# Task description:
The exercise asks you to copy every line below in which "size" appears.

# Collected data:
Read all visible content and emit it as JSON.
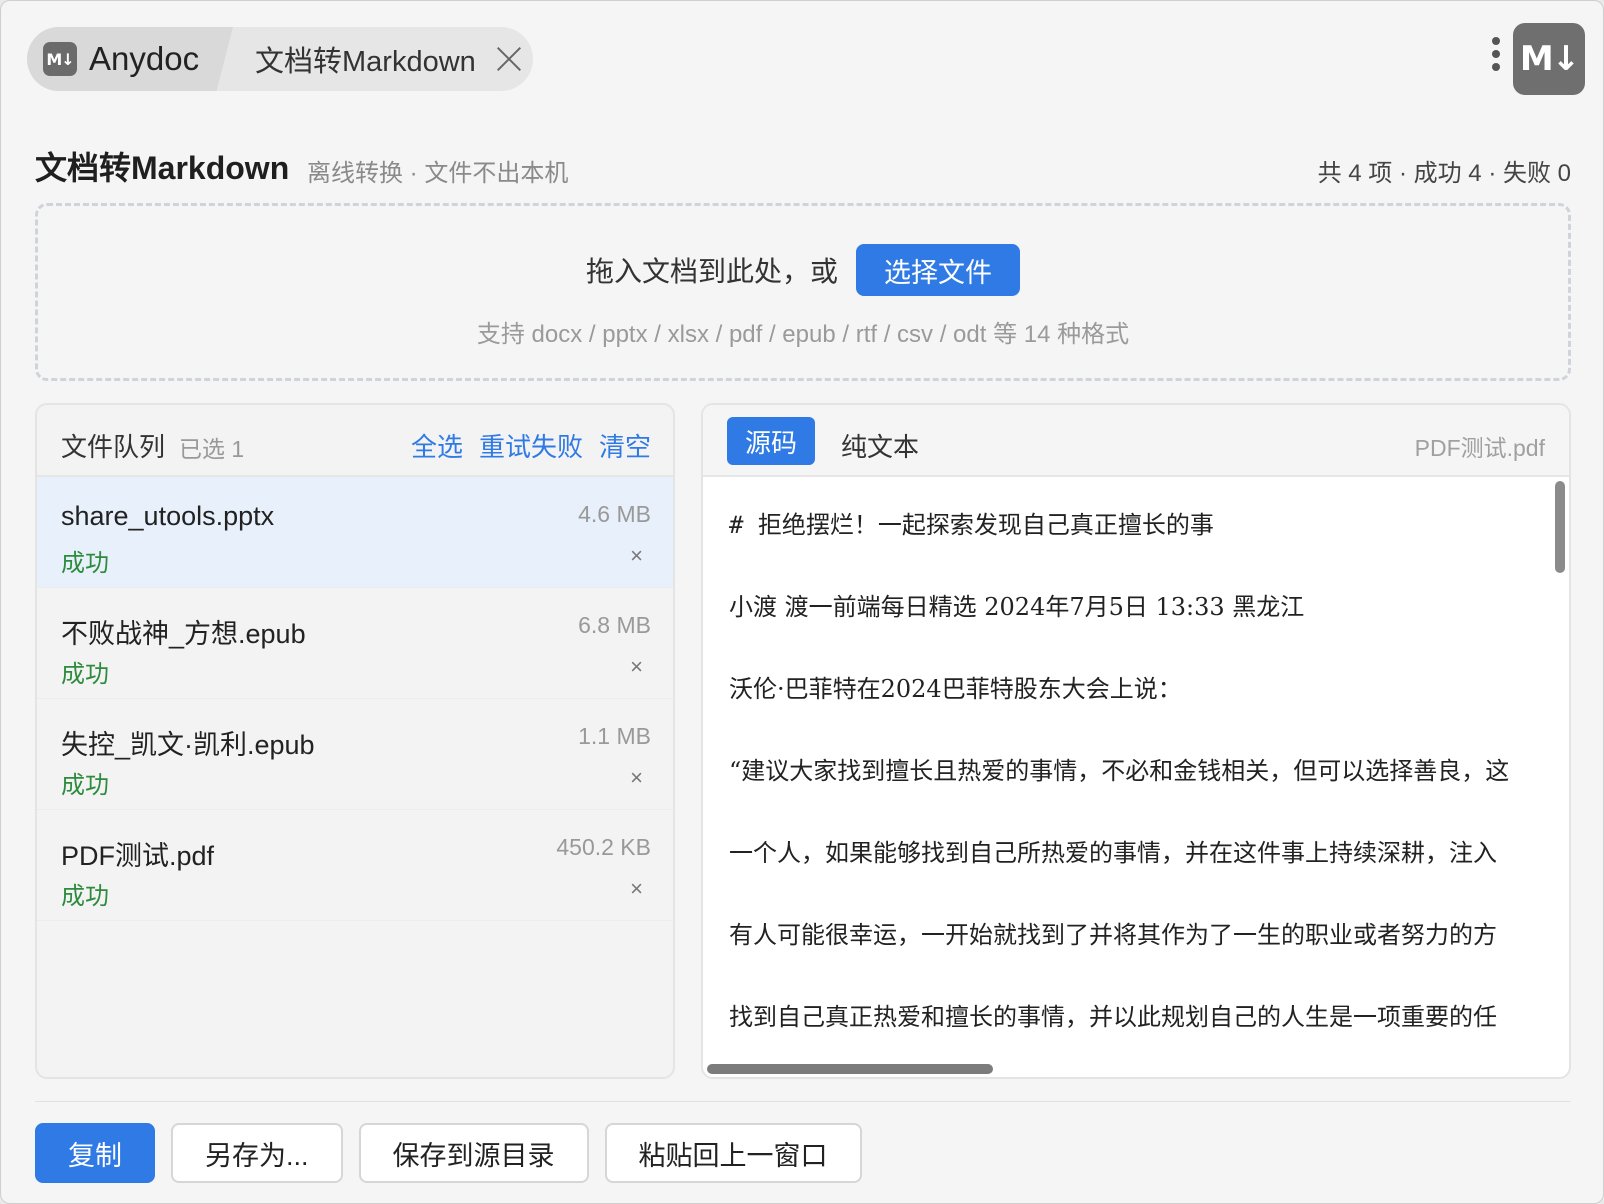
{
  "app": {
    "logo_text": "M↓",
    "name": "Anydoc",
    "tab_label": "文档转Markdown",
    "badge_text": "M↓"
  },
  "header": {
    "title": "文档转Markdown",
    "subtitle": "离线转换 · 文件不出本机",
    "stats": "共 4 项 · 成功 4 · 失败 0"
  },
  "dropzone": {
    "prompt": "拖入文档到此处，或",
    "select_button": "选择文件",
    "formats": "支持 docx / pptx / xlsx / pdf / epub / rtf / csv / odt 等 14 种格式"
  },
  "queue": {
    "title": "文件队列",
    "selected": "已选 1",
    "actions": {
      "select_all": "全选",
      "retry_failed": "重试失败",
      "clear": "清空"
    },
    "items": [
      {
        "name": "share_utools.pptx",
        "size": "4.6 MB",
        "status": "成功",
        "remove": "×"
      },
      {
        "name": "不败战神_方想.epub",
        "size": "6.8 MB",
        "status": "成功",
        "remove": "×"
      },
      {
        "name": "失控_凯文·凯利.epub",
        "size": "1.1 MB",
        "status": "成功",
        "remove": "×"
      },
      {
        "name": "PDF测试.pdf",
        "size": "450.2 KB",
        "status": "成功",
        "remove": "×"
      }
    ]
  },
  "preview": {
    "tab_source": "源码",
    "tab_plain": "纯文本",
    "file_name": "PDF测试.pdf",
    "lines": [
      "# 拒绝摆烂！一起探索发现自己真正擅长的事",
      "小渡 渡一前端每日精选 2024年7月5日 13:33 黑龙江",
      "沃伦·巴菲特在2024巴菲特股东大会上说：",
      "“建议大家找到擅长且热爱的事情，不必和金钱相关，但可以选择善良，这",
      "一个人，如果能够找到自己所热爱的事情，并在这件事上持续深耕，注入",
      "有人可能很幸运，一开始就找到了并将其作为了一生的职业或者努力的方",
      "找到自己真正热爱和擅长的事情，并以此规划自己的人生是一项重要的任"
    ]
  },
  "footer": {
    "copy": "复制",
    "save_as": "另存为...",
    "save_to_source": "保存到源目录",
    "paste_back": "粘贴回上一窗口"
  }
}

# Exercise response:
        "size": "4.6 MB",
        "size": "6.8 MB",
        "size": "1.1 MB",
        "size": "450.2 KB",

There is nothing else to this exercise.